■ **Task to carry out**:
Here are some records; return them all exactly.

***** Extracted data *****

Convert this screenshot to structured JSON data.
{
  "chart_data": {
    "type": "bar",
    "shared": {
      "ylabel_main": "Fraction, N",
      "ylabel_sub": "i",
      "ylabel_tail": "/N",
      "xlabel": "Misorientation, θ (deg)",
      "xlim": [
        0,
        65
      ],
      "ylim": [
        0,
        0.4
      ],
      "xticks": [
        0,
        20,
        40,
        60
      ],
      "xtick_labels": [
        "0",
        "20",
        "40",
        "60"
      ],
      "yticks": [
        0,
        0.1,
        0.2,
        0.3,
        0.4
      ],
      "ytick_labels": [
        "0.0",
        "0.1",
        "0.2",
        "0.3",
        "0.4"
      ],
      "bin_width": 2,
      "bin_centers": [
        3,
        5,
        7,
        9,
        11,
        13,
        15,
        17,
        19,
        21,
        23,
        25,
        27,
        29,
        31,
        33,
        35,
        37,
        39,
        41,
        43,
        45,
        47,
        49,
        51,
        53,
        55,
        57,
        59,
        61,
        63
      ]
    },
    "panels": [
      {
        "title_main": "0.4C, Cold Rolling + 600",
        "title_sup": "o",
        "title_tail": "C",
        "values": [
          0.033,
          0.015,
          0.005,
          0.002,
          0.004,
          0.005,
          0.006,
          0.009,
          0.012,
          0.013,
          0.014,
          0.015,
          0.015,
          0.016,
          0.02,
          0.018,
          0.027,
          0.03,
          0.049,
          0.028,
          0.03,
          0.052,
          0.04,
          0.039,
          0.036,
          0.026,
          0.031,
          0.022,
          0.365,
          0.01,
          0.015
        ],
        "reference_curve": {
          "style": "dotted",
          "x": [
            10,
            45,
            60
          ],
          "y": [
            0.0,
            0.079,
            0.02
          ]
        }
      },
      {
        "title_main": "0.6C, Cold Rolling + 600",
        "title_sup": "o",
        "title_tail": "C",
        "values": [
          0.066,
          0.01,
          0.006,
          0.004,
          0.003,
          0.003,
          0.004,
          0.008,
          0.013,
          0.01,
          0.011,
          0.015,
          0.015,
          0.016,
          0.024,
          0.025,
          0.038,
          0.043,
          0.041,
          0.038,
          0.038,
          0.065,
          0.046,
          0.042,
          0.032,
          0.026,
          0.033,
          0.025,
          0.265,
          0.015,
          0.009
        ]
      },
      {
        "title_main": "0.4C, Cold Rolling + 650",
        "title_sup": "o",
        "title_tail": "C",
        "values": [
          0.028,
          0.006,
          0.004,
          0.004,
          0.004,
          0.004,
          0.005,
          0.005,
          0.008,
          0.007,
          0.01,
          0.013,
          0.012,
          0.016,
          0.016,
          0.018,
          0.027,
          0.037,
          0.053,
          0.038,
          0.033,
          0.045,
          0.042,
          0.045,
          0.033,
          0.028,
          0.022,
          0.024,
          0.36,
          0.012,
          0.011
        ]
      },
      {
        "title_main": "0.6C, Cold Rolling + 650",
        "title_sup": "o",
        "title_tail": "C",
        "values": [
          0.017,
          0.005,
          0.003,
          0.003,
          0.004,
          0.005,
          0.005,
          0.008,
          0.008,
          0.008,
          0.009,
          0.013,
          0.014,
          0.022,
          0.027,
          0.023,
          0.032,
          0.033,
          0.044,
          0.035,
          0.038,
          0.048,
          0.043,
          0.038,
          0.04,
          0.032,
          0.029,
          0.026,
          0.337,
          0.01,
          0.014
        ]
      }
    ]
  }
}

*****

■ **Solution**:
Convert this screenshot to structured JSON data.
{
  "chart_data": {
    "type": "bar",
    "shared": {
      "ylabel_main": "Fraction, N",
      "ylabel_sub": "i",
      "ylabel_tail": "/N",
      "xlabel": "Misorientation, θ (deg)",
      "xlim": [
        0,
        65
      ],
      "ylim": [
        0,
        0.4
      ],
      "xticks": [
        0,
        20,
        40,
        60
      ],
      "xtick_labels": [
        "0",
        "20",
        "40",
        "60"
      ],
      "yticks": [
        0,
        0.1,
        0.2,
        0.3,
        0.4
      ],
      "ytick_labels": [
        "0.0",
        "0.1",
        "0.2",
        "0.3",
        "0.4"
      ],
      "bin_width": 2,
      "bin_centers": [
        3,
        5,
        7,
        9,
        11,
        13,
        15,
        17,
        19,
        21,
        23,
        25,
        27,
        29,
        31,
        33,
        35,
        37,
        39,
        41,
        43,
        45,
        47,
        49,
        51,
        53,
        55,
        57,
        59,
        61,
        63
      ]
    },
    "panels": [
      {
        "title_main": "0.4C, Cold Rolling + 600",
        "title_sup": "o",
        "title_tail": "C",
        "values": [
          0.033,
          0.015,
          0.005,
          0.002,
          0.004,
          0.005,
          0.006,
          0.009,
          0.012,
          0.013,
          0.014,
          0.015,
          0.015,
          0.016,
          0.02,
          0.018,
          0.027,
          0.03,
          0.049,
          0.028,
          0.03,
          0.052,
          0.04,
          0.039,
          0.036,
          0.026,
          0.031,
          0.022,
          0.365,
          0.01,
          0.015
        ],
        "reference_curve": {
          "style": "dotted",
          "x": [
            10,
            45,
            60
          ],
          "y": [
            0.0,
            0.079,
            0.02
          ]
        }
      },
      {
        "title_main": "0.6C, Cold Rolling + 600",
        "title_sup": "o",
        "title_tail": "C",
        "values": [
          0.066,
          0.01,
          0.006,
          0.004,
          0.003,
          0.003,
          0.004,
          0.008,
          0.013,
          0.01,
          0.011,
          0.015,
          0.015,
          0.016,
          0.024,
          0.025,
          0.038,
          0.043,
          0.041,
          0.038,
          0.038,
          0.065,
          0.046,
          0.042,
          0.032,
          0.026,
          0.033,
          0.025,
          0.265,
          0.015,
          0.009
        ]
      },
      {
        "title_main": "0.4C, Cold Rolling + 650",
        "title_sup": "o",
        "title_tail": "C",
        "values": [
          0.028,
          0.006,
          0.004,
          0.004,
          0.004,
          0.004,
          0.005,
          0.005,
          0.008,
          0.007,
          0.01,
          0.013,
          0.012,
          0.016,
          0.016,
          0.018,
          0.027,
          0.037,
          0.053,
          0.038,
          0.033,
          0.045,
          0.042,
          0.045,
          0.033,
          0.028,
          0.022,
          0.024,
          0.36,
          0.012,
          0.011
        ]
      },
      {
        "title_main": "0.6C, Cold Rolling + 650",
        "title_sup": "o",
        "title_tail": "C",
        "values": [
          0.017,
          0.005,
          0.003,
          0.003,
          0.004,
          0.005,
          0.005,
          0.008,
          0.008,
          0.008,
          0.009,
          0.013,
          0.014,
          0.022,
          0.027,
          0.023,
          0.032,
          0.033,
          0.044,
          0.035,
          0.038,
          0.048,
          0.043,
          0.038,
          0.04,
          0.032,
          0.029,
          0.026,
          0.337,
          0.01,
          0.014
        ]
      }
    ]
  }
}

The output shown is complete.